WORK TO DO
In the entries below, find every line with "Front" and copy it.

Data excerpts
◇ ◇ ◇ ◇ ◇

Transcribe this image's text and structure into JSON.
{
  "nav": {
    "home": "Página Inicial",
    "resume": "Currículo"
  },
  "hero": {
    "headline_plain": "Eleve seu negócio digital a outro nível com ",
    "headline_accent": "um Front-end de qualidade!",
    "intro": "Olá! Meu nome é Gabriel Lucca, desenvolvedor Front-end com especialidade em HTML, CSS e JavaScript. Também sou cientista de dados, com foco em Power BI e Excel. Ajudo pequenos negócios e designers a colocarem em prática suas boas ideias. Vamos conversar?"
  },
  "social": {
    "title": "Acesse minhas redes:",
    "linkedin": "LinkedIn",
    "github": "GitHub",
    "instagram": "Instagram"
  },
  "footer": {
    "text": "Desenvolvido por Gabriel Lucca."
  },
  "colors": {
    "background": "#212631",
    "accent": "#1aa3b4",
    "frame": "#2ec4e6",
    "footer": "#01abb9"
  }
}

◇ ◇ ◇ ◇ ◇

WRITTEN RESPONSE
    "headline_accent": "um Front-end de qualidade!",
    "intro": "Olá! Meu nome é Gabriel Lucca, desenvolvedor Front-end com especialidade em HTML, CSS e JavaScript. Também sou cientista de dados, com foco em Power BI e Excel. Ajudo pequenos negócios e designers a colocarem em prática suas boas ideias. Vamos conversar?"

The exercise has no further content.